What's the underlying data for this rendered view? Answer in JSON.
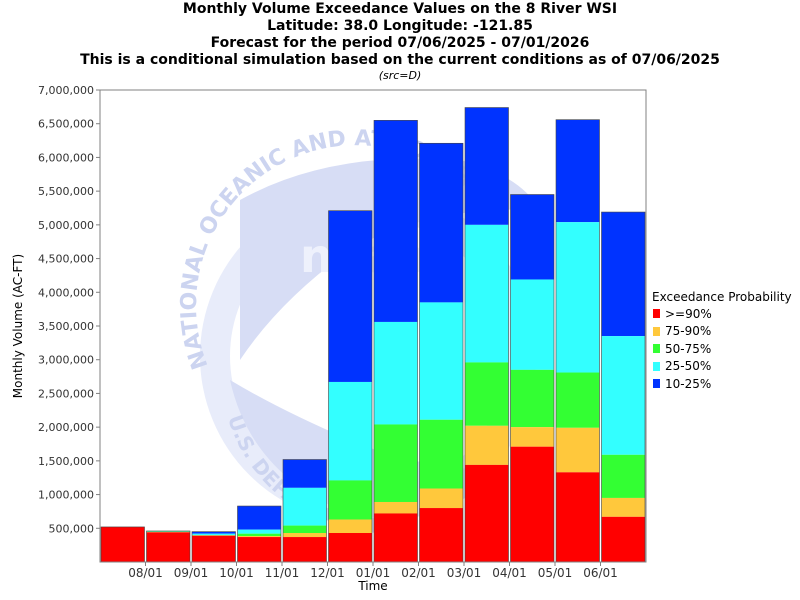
{
  "title": {
    "line1": "Monthly Volume Exceedance Values on the 8 River WSI",
    "line2": "Latitude: 38.0 Longitude: -121.85",
    "line3": "Forecast for the period 07/06/2025 - 07/01/2026",
    "line4": "This is a conditional simulation based on the current conditions as of 07/06/2025",
    "source": "(src=D)"
  },
  "watermark": {
    "text_top": "NATIONAL OCEANIC AND ATMOSPHERIC",
    "text_bottom": "U.S. DEPARTMENT OF COMMERCE",
    "logo": "noaa"
  },
  "chart_data": {
    "type": "bar",
    "stacked": true,
    "xlabel": "Time",
    "ylabel": "Monthly Volume (AC-FT)",
    "ylim": [
      0,
      7000000
    ],
    "y_ticks": [
      500000,
      1000000,
      1500000,
      2000000,
      2500000,
      3000000,
      3500000,
      4000000,
      4500000,
      5000000,
      5500000,
      6000000,
      6500000,
      7000000
    ],
    "y_tick_labels": [
      "500,000",
      "1,000,000",
      "1,500,000",
      "2,000,000",
      "2,500,000",
      "3,000,000",
      "3,500,000",
      "4,000,000",
      "4,500,000",
      "5,000,000",
      "5,500,000",
      "6,000,000",
      "6,500,000",
      "7,000,000"
    ],
    "x_tick_labels": [
      "08/01",
      "09/01",
      "10/01",
      "11/01",
      "12/01",
      "01/01",
      "02/01",
      "03/01",
      "04/01",
      "05/01",
      "06/01"
    ],
    "categories": [
      "Jul 2025",
      "Aug 2025",
      "Sep 2025",
      "Oct 2025",
      "Nov 2025",
      "Dec 2025",
      "Jan 2026",
      "Feb 2026",
      "Mar 2026",
      "Apr 2026",
      "May 2026",
      "Jun 2026"
    ],
    "grid": false,
    "legend_title": "Exceedance Probability",
    "legend_position": "right",
    "series": [
      {
        "name": ">=90%",
        "color": "#ff0000",
        "top_values": [
          520000,
          440000,
          390000,
          370000,
          370000,
          430000,
          720000,
          800000,
          1440000,
          1710000,
          1330000,
          670000
        ]
      },
      {
        "name": "75-90%",
        "color": "#ffc83c",
        "top_values": [
          520000,
          445000,
          395000,
          385000,
          430000,
          630000,
          890000,
          1090000,
          2020000,
          2000000,
          1990000,
          950000
        ]
      },
      {
        "name": "50-75%",
        "color": "#33ff33",
        "top_values": [
          520000,
          450000,
          400000,
          420000,
          540000,
          1210000,
          2040000,
          2110000,
          2960000,
          2850000,
          2810000,
          1590000
        ]
      },
      {
        "name": "25-50%",
        "color": "#33ffff",
        "top_values": [
          520000,
          455000,
          420000,
          480000,
          1100000,
          2670000,
          3560000,
          3850000,
          5000000,
          4190000,
          5040000,
          3350000
        ]
      },
      {
        "name": "10-25%",
        "color": "#0033ff",
        "top_values": [
          520000,
          460000,
          450000,
          830000,
          1520000,
          5210000,
          6550000,
          6210000,
          6740000,
          5450000,
          6560000,
          5190000
        ]
      }
    ]
  }
}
● ● ●
# Brief
List each line in the listing that contains the string "name".

# Result for this exercise
        "name": ">=90%",
        "name": "75-90%",
        "name": "50-75%",
        "name": "25-50%",
        "name": "10-25%",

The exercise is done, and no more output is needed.